> YOUR OBJECTIVE:
Read through the data and report every line in which the word "ketoconazole" occurs.

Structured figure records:
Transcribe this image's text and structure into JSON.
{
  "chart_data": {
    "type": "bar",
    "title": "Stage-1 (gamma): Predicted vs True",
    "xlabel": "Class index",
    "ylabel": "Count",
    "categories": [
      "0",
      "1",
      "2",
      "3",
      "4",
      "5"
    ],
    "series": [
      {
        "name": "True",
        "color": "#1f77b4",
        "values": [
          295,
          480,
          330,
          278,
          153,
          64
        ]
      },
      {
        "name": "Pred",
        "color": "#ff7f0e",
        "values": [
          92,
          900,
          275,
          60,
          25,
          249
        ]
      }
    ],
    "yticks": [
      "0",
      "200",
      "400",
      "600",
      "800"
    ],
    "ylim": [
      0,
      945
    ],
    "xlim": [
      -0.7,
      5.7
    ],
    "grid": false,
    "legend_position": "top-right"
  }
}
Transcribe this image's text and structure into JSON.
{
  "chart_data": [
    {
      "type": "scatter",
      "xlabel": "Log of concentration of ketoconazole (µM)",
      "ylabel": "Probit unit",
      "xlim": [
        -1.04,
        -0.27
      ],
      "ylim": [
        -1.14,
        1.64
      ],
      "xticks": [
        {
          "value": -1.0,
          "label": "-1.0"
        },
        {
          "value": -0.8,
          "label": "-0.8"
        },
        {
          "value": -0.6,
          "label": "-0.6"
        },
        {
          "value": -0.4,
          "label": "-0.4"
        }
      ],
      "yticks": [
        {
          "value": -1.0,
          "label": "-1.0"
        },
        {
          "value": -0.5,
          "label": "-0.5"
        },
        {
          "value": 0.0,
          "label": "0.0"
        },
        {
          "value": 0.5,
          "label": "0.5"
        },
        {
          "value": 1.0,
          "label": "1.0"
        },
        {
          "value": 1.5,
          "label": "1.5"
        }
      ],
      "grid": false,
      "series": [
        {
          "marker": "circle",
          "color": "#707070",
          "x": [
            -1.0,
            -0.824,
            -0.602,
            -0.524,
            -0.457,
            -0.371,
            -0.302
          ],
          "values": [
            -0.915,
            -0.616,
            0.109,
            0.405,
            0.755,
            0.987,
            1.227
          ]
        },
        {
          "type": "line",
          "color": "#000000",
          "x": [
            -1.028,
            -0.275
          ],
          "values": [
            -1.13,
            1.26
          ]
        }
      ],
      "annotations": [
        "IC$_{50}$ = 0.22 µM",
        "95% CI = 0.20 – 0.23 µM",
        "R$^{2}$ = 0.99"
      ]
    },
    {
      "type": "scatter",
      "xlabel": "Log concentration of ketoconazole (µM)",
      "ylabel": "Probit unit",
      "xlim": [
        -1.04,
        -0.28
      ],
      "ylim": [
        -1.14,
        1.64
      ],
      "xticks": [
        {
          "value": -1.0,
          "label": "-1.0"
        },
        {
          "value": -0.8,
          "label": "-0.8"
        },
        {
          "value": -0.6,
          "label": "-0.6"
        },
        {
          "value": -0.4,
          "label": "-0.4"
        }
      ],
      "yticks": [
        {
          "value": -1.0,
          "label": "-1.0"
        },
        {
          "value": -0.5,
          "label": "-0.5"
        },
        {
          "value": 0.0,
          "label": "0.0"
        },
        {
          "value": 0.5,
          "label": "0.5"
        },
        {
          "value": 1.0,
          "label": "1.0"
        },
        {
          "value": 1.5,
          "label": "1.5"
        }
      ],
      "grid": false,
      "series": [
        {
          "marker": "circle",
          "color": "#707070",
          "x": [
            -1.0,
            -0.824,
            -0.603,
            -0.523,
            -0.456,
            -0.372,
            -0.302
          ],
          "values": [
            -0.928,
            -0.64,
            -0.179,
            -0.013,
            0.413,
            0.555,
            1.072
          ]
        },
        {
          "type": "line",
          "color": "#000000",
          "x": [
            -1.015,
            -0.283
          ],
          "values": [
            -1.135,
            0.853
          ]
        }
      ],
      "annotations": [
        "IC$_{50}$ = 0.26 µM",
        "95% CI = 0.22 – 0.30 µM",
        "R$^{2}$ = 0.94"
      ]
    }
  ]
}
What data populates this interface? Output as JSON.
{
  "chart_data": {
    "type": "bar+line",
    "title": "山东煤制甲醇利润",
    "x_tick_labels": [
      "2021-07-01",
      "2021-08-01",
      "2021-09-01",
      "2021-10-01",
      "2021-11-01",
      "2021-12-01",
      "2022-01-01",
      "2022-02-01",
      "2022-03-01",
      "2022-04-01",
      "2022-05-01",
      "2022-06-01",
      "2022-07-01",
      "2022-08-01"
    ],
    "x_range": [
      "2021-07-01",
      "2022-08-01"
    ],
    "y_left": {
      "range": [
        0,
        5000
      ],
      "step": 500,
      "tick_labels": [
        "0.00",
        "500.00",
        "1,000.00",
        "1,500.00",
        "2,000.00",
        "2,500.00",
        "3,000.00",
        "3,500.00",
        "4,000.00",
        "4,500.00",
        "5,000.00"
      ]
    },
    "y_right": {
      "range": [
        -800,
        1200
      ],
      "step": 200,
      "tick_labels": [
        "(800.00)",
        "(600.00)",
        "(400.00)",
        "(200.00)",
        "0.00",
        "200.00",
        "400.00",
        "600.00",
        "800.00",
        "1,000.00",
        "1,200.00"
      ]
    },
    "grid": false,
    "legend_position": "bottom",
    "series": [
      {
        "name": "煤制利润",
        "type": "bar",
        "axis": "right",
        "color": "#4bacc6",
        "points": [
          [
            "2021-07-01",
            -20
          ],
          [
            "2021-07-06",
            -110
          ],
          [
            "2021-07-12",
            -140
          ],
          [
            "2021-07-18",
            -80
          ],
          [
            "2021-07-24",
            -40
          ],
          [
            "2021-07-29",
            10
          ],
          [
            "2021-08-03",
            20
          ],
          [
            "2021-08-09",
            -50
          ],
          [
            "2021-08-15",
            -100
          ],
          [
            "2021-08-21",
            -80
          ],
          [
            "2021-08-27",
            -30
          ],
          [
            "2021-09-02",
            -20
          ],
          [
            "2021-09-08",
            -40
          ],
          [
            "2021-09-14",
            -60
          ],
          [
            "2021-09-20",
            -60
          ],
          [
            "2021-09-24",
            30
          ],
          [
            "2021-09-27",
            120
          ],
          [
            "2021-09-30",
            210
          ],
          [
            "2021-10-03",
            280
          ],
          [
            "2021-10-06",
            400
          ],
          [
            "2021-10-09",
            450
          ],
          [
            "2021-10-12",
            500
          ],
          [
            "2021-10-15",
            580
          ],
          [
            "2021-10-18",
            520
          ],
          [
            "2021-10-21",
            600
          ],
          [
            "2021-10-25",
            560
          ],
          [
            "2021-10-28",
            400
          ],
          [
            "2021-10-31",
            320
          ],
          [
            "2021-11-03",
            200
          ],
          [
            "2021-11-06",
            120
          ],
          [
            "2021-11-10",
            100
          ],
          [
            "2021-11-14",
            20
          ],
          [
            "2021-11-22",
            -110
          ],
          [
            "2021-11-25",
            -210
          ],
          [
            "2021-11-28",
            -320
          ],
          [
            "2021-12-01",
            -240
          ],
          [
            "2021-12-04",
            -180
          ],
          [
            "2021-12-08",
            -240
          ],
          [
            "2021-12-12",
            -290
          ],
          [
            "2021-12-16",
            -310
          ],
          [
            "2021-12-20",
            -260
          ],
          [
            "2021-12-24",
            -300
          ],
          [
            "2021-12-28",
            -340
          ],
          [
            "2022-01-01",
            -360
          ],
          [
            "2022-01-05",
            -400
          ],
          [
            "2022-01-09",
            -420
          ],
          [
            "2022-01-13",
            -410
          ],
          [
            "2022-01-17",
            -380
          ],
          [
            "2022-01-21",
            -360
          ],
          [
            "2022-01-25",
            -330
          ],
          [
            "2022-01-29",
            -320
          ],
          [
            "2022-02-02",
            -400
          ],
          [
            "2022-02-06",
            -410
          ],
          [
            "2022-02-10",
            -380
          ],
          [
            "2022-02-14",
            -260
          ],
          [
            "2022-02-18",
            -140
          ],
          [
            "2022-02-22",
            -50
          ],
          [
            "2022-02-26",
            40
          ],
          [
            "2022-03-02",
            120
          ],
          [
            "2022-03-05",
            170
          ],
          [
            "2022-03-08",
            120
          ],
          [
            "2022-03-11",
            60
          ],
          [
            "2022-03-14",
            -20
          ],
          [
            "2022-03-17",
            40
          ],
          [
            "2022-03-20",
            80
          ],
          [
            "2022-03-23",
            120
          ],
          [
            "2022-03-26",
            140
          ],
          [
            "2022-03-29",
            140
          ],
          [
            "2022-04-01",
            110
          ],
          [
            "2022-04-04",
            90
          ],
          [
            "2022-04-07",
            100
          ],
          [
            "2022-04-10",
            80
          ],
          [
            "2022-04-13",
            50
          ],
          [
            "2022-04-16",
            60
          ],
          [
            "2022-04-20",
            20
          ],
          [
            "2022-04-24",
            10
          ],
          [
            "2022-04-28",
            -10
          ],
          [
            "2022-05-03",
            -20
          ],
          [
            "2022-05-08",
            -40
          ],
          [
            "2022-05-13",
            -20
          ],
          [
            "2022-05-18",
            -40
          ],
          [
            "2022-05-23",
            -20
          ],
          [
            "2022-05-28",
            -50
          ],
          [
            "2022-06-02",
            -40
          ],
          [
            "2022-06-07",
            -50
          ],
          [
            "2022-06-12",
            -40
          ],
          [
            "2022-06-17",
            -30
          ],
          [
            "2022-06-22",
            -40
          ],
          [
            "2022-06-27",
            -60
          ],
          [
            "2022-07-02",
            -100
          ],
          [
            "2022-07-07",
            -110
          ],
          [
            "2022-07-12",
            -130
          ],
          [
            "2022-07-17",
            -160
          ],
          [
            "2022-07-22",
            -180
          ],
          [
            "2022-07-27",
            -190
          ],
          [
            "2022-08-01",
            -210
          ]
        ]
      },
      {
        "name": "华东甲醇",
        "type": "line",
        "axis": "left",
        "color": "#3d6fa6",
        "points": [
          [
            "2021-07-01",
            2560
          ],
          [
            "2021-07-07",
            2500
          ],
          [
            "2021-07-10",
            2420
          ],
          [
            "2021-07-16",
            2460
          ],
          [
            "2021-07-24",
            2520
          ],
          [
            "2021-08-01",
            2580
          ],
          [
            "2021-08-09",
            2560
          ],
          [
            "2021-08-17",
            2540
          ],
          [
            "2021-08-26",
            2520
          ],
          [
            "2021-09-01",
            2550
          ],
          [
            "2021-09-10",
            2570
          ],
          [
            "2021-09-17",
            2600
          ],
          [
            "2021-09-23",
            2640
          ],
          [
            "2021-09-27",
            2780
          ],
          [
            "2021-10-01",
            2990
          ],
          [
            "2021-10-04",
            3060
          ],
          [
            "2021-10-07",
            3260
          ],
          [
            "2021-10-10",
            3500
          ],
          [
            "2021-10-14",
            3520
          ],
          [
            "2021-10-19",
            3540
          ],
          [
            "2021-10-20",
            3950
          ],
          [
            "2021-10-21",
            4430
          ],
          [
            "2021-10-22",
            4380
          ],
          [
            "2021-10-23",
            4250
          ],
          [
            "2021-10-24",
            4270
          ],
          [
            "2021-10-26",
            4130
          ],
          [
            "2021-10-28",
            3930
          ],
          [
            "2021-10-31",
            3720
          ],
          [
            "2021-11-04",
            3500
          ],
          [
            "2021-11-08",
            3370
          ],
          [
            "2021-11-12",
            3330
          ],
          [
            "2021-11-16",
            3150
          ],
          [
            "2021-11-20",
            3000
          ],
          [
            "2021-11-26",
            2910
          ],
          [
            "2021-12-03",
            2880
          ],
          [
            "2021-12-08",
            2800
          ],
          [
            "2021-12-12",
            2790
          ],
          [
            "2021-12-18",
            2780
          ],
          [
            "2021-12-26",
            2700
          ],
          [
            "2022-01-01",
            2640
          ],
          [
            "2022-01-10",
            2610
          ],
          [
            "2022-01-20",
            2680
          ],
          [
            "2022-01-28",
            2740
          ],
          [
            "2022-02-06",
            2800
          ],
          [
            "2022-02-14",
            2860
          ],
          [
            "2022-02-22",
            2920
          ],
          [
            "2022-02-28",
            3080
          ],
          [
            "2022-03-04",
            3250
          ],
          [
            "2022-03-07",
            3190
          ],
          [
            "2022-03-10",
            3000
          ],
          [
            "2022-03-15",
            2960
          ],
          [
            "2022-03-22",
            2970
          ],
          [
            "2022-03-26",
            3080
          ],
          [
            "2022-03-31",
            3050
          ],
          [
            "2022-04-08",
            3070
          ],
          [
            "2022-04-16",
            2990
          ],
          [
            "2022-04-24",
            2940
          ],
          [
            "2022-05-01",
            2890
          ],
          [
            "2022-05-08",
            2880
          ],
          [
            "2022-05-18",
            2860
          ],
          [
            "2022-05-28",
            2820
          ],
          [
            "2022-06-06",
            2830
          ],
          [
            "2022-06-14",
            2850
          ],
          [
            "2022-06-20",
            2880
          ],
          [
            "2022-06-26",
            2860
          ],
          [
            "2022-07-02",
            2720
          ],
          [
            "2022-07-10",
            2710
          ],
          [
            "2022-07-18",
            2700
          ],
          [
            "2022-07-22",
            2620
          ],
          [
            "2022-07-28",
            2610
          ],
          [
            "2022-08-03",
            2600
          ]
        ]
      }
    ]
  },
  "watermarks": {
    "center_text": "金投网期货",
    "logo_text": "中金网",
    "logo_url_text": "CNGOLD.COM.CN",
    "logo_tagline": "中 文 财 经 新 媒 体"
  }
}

> ANSWER TO THIS TASK:
      "xlabel": "Log of concentration of ketoconazole (µM)",
      "xlabel": "Log concentration of ketoconazole (µM)",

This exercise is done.